WHAT YOU HAVE TO DO:
Each entry below is to be given again word for word, with no pictures.

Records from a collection
....................

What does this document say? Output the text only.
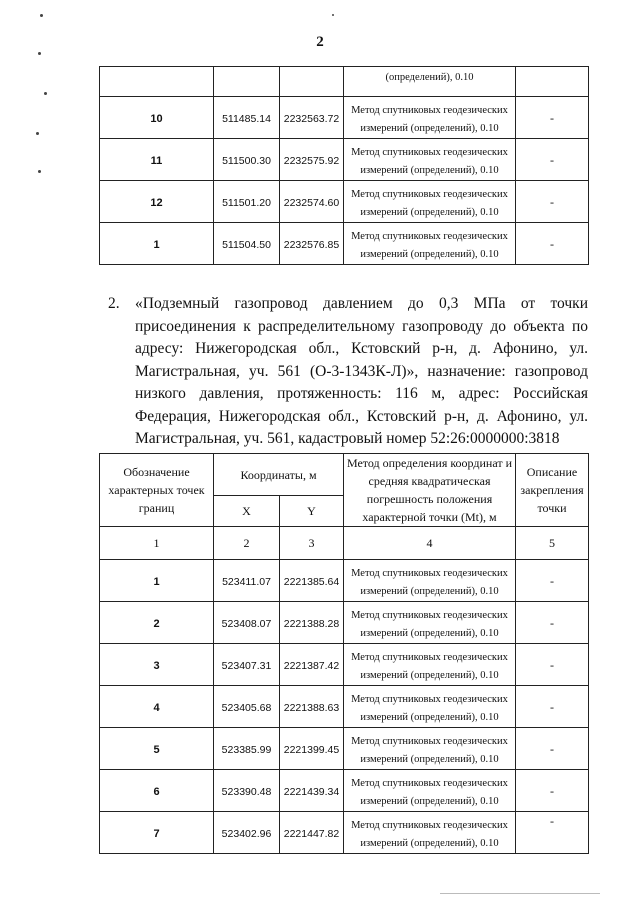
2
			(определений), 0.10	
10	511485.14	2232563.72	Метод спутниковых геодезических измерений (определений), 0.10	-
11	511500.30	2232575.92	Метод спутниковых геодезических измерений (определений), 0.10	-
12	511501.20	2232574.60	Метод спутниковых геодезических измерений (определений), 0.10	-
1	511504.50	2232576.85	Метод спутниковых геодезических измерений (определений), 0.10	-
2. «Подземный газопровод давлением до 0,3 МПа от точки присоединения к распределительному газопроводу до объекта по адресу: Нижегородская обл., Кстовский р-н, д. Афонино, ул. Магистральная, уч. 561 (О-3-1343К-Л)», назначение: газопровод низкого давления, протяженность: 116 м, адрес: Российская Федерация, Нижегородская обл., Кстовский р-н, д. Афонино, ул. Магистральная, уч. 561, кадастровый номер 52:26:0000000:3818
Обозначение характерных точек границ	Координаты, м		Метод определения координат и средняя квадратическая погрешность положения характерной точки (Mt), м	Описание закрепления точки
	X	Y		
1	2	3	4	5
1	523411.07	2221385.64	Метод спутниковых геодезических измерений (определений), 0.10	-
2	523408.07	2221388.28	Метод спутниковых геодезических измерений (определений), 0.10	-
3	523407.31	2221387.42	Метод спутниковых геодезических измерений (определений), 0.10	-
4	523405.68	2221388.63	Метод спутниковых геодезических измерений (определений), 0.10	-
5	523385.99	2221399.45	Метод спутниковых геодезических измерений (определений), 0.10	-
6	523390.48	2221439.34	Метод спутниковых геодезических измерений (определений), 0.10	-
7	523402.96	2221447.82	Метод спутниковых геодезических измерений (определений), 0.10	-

....................

OUTPUT OF THE EXERCISE:
What does this document say? Output the text only.
2
			(определений), 0.10	
10	511485.14	2232563.72	Метод спутниковых геодезических измерений (определений), 0.10	-
11	511500.30	2232575.92	Метод спутниковых геодезических измерений (определений), 0.10	-
12	511501.20	2232574.60	Метод спутниковых геодезических измерений (определений), 0.10	-
1	511504.50	2232576.85	Метод спутниковых геодезических измерений (определений), 0.10	-
2. «Подземный газопровод давлением до 0,3 МПа от точки присоединения к распределительному газопроводу до объекта по адресу: Нижегородская обл., Кстовский р-н, д. Афонино, ул. Магистральная, уч. 561 (О-3-1343К-Л)», назначение: газопровод низкого давления, протяженность: 116 м, адрес: Российская Федерация, Нижегородская обл., Кстовский р-н, д. Афонино, ул. Магистральная, уч. 561, кадастровый номер 52:26:0000000:3818
Обозначение характерных точек границ	Координаты, м		Метод определения координат и средняя квадратическая погрешность положения характерной точки (Mt), м	Описание закрепления точки
	X	Y		
1	2	3	4	5
1	523411.07	2221385.64	Метод спутниковых геодезических измерений (определений), 0.10	-
2	523408.07	2221388.28	Метод спутниковых геодезических измерений (определений), 0.10	-
3	523407.31	2221387.42	Метод спутниковых геодезических измерений (определений), 0.10	-
4	523405.68	2221388.63	Метод спутниковых геодезических измерений (определений), 0.10	-
5	523385.99	2221399.45	Метод спутниковых геодезических измерений (определений), 0.10	-
6	523390.48	2221439.34	Метод спутниковых геодезических измерений (определений), 0.10	-
7	523402.96	2221447.82	Метод спутниковых геодезических измерений (определений), 0.10	-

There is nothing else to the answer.